**The problem:**
Without the images, write out all of the following entries exactly.

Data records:
+-------+
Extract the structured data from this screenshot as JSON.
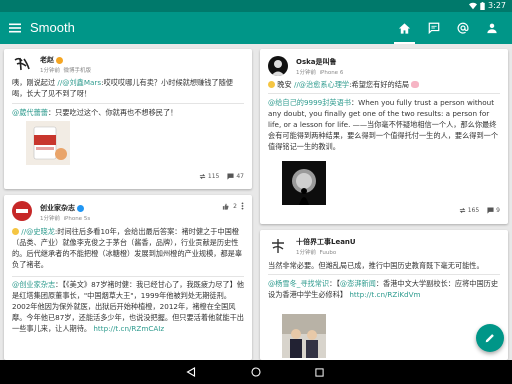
{
  "status_bar": {
    "time": "3:27"
  },
  "app": {
    "title": "Smooth",
    "tabs": [
      {
        "name": "home",
        "icon": "home-icon"
      },
      {
        "name": "messages",
        "icon": "message-icon"
      },
      {
        "name": "mentions",
        "icon": "at-icon"
      },
      {
        "name": "profile",
        "icon": "person-icon"
      }
    ]
  },
  "posts": [
    {
      "user": "老赵",
      "verified": true,
      "time": "1分钟前",
      "source": "微博手机版",
      "text_a": "咦，刚说起过 ",
      "link_a": "//@刘鑫Mars",
      "text_b": ":哎哎哎哪儿有卖？小时候就想赚钱了随便喝，长大了见不到了呀！",
      "repost_link": "@葳代蕾蕾",
      "repost_text": "：只要吃过这个、你就再也不想移民了！",
      "reposts": "115",
      "comments": "47"
    },
    {
      "user": "创业家杂志",
      "verified": true,
      "time": "1分钟前",
      "source": "iPhone 5s",
      "more_count": "2",
      "text_a": "",
      "link_a": "//@史晓龙",
      "text_b": ":时间往后多看10年，会给出最后答案：褚时健之于中国橙（品类、产业）就像李克俊之于茅台（酱香，品牌），行业贡献是历史性的。后代继承者的不能把橙（冰糖橙）发展到加州橙的产业规模，都是辜负了褚老。",
      "repost_link": "@创业家杂志",
      "repost_text": "：【《美文》87岁褚时健：我已经甘心了，我既疲力尽了】他是红塔集团原董事长，\"中国烟草大王\"，1999年他被判处无期徒刑。2002年他因为保外就医，出狱后开始种植橙，2012年，褚橙在全国风靡。今年他已87岁，还能活多少年，也说没把握。但只要活着他就能干出一些事儿来，让人期待。",
      "repost_url": "http://t.cn/RZmCAIz"
    },
    {
      "user": "Oska是叫鲁",
      "time": "1分钟前",
      "source": "iPhone 6",
      "text_a": "晚安 ",
      "link_a": "//@治愈系心理学",
      "text_b": ":希望您有好的结局",
      "repost_link": "@给自己的9999封英语书",
      "repost_text": "：When you fully trust a person without any doubt, you finally get one of the two results: a person for life, or a lesson for life. ——当你毫不怀疑地相信一个人，那么你最终会有可能得到两种结果，要么得到一个值得托付一生的人，要么得到一个值得铭记一生的教训。",
      "reposts": "165",
      "comments": "9"
    },
    {
      "user": "十倍界工事LeanU",
      "time": "1分钟前",
      "source": "Fuubo",
      "text_a": "当然非常必要。但潍乱局已成，推行中国历史教育既下毫无可能性。",
      "link_a": "",
      "text_b": "",
      "repost_link": "@杨雪冬_寻找常识",
      "repost_text": "：【",
      "repost_link2": "@澎湃新闻",
      "repost_text2": "：香港中文大学副校长：应将中国历史设为香港中学生必修科】",
      "repost_url": "http://t.cn/RZiKdVm"
    }
  ],
  "colors": {
    "primary": "#009688",
    "primary_dark": "#00796b",
    "link": "#2e9b8e"
  }
}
+-------+
**Exercise result:**
Extract the structured data from this screenshot as JSON.
{
  "status_bar": {
    "time": "3:27"
  },
  "app": {
    "title": "Smooth",
    "tabs": [
      {
        "name": "home",
        "icon": "home-icon"
      },
      {
        "name": "messages",
        "icon": "message-icon"
      },
      {
        "name": "mentions",
        "icon": "at-icon"
      },
      {
        "name": "profile",
        "icon": "person-icon"
      }
    ]
  },
  "posts": [
    {
      "user": "老赵",
      "verified": true,
      "time": "1分钟前",
      "source": "微博手机版",
      "text_a": "咦，刚说起过 ",
      "link_a": "//@刘鑫Mars",
      "text_b": ":哎哎哎哪儿有卖？小时候就想赚钱了随便喝，长大了见不到了呀！",
      "repost_link": "@葳代蕾蕾",
      "repost_text": "：只要吃过这个、你就再也不想移民了！",
      "reposts": "115",
      "comments": "47"
    },
    {
      "user": "创业家杂志",
      "verified": true,
      "time": "1分钟前",
      "source": "iPhone 5s",
      "more_count": "2",
      "text_a": "",
      "link_a": "//@史晓龙",
      "text_b": ":时间往后多看10年，会给出最后答案：褚时健之于中国橙（品类、产业）就像李克俊之于茅台（酱香，品牌），行业贡献是历史性的。后代继承者的不能把橙（冰糖橙）发展到加州橙的产业规模，都是辜负了褚老。",
      "repost_link": "@创业家杂志",
      "repost_text": "：【《美文》87岁褚时健：我已经甘心了，我既疲力尽了】他是红塔集团原董事长，\"中国烟草大王\"，1999年他被判处无期徒刑。2002年他因为保外就医，出狱后开始种植橙，2012年，褚橙在全国风靡。今年他已87岁，还能活多少年，也说没把握。但只要活着他就能干出一些事儿来，让人期待。",
      "repost_url": "http://t.cn/RZmCAIz"
    },
    {
      "user": "Oska是叫鲁",
      "time": "1分钟前",
      "source": "iPhone 6",
      "text_a": "晚安 ",
      "link_a": "//@治愈系心理学",
      "text_b": ":希望您有好的结局",
      "repost_link": "@给自己的9999封英语书",
      "repost_text": "：When you fully trust a person without any doubt, you finally get one of the two results: a person for life, or a lesson for life. ——当你毫不怀疑地相信一个人，那么你最终会有可能得到两种结果，要么得到一个值得托付一生的人，要么得到一个值得铭记一生的教训。",
      "reposts": "165",
      "comments": "9"
    },
    {
      "user": "十倍界工事LeanU",
      "time": "1分钟前",
      "source": "Fuubo",
      "text_a": "当然非常必要。但潍乱局已成，推行中国历史教育既下毫无可能性。",
      "link_a": "",
      "text_b": "",
      "repost_link": "@杨雪冬_寻找常识",
      "repost_text": "：【",
      "repost_link2": "@澎湃新闻",
      "repost_text2": "：香港中文大学副校长：应将中国历史设为香港中学生必修科】",
      "repost_url": "http://t.cn/RZiKdVm"
    }
  ],
  "colors": {
    "primary": "#009688",
    "primary_dark": "#00796b",
    "link": "#2e9b8e"
  }
}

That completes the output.